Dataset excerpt
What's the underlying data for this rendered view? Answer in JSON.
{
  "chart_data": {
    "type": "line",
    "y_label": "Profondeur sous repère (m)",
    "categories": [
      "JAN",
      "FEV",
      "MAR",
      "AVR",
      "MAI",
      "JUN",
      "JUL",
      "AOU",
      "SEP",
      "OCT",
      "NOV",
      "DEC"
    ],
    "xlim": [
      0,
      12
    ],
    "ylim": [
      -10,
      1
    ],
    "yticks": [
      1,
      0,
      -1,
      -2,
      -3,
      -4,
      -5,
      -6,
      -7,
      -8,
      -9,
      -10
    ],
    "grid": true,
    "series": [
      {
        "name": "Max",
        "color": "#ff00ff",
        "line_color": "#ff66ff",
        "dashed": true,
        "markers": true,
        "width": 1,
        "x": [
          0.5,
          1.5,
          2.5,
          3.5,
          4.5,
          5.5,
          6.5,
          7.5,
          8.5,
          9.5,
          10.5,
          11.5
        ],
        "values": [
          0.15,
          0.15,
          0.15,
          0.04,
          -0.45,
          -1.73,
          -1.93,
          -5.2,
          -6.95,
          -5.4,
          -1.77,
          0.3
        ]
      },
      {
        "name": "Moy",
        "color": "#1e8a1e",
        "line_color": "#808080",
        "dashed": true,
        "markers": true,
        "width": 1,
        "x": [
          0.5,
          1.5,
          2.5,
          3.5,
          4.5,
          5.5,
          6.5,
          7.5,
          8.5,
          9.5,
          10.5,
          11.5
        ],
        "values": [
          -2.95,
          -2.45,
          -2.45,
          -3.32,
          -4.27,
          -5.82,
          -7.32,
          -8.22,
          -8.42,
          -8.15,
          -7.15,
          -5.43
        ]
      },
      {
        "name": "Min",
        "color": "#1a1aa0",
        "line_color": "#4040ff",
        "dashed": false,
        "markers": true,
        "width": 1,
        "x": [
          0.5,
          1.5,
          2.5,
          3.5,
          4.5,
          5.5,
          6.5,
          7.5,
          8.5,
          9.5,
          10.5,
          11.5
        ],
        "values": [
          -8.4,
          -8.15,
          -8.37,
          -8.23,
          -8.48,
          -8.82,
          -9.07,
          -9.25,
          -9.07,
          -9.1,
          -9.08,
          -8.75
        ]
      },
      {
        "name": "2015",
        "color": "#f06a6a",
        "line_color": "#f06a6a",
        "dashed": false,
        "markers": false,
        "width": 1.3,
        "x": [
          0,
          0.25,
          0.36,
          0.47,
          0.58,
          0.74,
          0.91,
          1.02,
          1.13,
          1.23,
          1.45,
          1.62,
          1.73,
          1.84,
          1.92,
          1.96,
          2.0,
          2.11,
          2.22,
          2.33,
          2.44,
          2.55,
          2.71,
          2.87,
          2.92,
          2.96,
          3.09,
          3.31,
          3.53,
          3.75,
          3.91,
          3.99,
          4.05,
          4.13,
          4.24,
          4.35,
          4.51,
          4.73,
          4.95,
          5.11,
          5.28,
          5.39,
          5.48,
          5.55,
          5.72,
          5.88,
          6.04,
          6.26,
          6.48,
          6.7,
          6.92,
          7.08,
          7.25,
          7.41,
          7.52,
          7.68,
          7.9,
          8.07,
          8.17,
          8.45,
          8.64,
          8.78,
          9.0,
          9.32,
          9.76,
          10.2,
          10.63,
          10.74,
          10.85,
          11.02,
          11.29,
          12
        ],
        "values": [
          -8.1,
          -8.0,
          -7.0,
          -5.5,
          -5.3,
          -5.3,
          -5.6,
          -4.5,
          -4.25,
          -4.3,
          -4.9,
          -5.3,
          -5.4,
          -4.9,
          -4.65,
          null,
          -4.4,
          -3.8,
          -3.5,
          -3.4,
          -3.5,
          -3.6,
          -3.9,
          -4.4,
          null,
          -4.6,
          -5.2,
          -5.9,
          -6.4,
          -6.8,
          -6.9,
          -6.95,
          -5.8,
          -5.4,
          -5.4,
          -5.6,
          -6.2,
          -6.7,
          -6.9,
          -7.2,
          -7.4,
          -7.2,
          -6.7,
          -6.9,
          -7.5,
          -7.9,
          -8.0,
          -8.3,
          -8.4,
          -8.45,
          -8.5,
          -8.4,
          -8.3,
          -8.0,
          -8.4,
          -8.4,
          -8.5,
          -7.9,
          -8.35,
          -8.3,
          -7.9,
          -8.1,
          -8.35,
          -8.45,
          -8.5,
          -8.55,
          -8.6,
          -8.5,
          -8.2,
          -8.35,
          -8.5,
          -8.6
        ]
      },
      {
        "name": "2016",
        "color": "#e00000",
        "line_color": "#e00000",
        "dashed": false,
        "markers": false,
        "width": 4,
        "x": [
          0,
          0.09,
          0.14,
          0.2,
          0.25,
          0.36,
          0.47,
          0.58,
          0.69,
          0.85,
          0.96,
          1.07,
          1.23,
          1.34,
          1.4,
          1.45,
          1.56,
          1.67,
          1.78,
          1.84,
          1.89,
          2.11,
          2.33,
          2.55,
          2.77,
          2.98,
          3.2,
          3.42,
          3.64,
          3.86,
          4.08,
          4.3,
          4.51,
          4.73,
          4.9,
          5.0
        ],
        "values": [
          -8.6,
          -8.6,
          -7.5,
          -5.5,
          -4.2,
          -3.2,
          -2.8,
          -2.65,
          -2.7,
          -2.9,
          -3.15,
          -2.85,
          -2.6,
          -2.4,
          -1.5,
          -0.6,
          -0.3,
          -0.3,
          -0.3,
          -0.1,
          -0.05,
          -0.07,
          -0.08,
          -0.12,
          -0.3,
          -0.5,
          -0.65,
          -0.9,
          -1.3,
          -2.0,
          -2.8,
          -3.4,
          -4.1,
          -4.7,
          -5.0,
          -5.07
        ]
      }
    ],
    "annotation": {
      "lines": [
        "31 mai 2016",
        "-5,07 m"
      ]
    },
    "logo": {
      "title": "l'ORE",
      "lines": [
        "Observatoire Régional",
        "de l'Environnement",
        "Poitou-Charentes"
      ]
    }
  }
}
---
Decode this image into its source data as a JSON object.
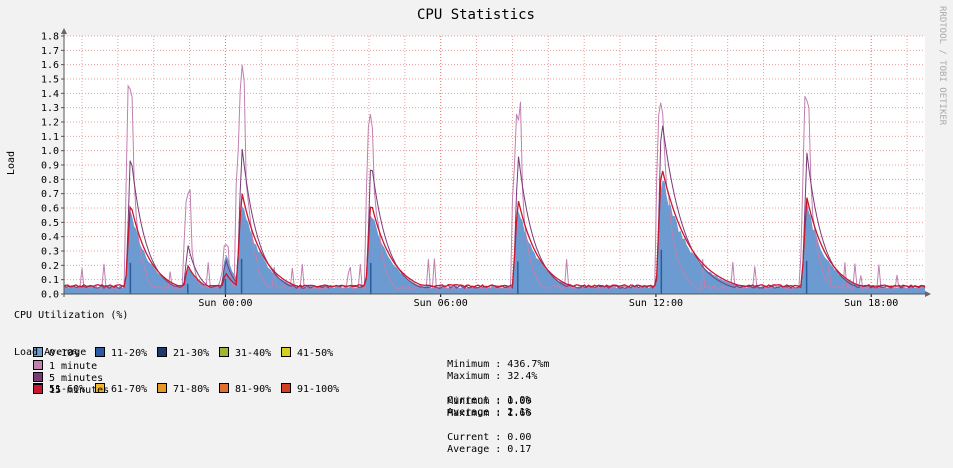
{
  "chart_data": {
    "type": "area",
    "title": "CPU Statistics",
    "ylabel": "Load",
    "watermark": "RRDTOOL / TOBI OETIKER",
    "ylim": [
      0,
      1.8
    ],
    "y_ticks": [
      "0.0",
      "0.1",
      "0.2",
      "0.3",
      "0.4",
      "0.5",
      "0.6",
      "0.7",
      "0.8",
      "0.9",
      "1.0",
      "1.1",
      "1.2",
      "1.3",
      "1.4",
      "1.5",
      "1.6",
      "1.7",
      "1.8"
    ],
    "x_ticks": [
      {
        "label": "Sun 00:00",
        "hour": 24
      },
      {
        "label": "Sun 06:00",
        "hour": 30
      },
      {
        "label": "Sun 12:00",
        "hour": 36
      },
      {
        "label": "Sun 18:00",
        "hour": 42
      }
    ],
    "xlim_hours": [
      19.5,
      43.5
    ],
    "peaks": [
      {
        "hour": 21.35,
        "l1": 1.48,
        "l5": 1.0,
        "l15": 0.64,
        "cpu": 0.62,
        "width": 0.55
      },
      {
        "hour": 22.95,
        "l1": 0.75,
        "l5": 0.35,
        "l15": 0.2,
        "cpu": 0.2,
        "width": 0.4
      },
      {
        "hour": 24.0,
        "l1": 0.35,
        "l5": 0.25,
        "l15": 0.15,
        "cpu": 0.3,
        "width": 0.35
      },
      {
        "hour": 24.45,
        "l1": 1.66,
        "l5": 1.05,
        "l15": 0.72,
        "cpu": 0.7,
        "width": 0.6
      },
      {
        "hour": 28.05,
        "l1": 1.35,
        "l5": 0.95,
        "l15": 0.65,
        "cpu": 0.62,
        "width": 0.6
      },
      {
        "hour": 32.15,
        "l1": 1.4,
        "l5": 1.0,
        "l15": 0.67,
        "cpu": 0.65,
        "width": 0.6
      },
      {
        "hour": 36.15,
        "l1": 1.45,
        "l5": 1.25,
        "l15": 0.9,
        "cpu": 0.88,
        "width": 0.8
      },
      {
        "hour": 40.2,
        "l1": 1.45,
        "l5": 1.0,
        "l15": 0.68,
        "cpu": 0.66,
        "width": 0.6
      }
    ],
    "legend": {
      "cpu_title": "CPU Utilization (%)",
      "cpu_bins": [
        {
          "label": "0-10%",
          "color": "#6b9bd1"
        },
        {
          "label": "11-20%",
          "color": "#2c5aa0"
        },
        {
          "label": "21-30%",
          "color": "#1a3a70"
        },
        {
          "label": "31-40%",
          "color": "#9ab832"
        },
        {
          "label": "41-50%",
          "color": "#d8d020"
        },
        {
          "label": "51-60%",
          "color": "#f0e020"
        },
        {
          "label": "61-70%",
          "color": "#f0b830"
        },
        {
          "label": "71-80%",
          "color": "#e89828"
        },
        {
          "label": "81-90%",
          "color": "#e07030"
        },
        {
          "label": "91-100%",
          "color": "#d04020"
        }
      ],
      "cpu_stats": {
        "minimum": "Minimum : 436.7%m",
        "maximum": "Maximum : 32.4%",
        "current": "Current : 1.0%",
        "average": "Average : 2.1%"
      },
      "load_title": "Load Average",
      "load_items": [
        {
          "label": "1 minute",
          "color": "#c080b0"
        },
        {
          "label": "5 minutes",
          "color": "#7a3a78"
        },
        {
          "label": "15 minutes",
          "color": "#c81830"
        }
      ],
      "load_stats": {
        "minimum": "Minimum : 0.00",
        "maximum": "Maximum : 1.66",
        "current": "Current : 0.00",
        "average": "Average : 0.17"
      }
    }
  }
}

- _Exercise aim_
Scan the material above. Extract every line in which the word "minimum" occurs.

- _Output for this task_
        "minimum": "Minimum : 436.7%m",
        "minimum": "Minimum : 0.00",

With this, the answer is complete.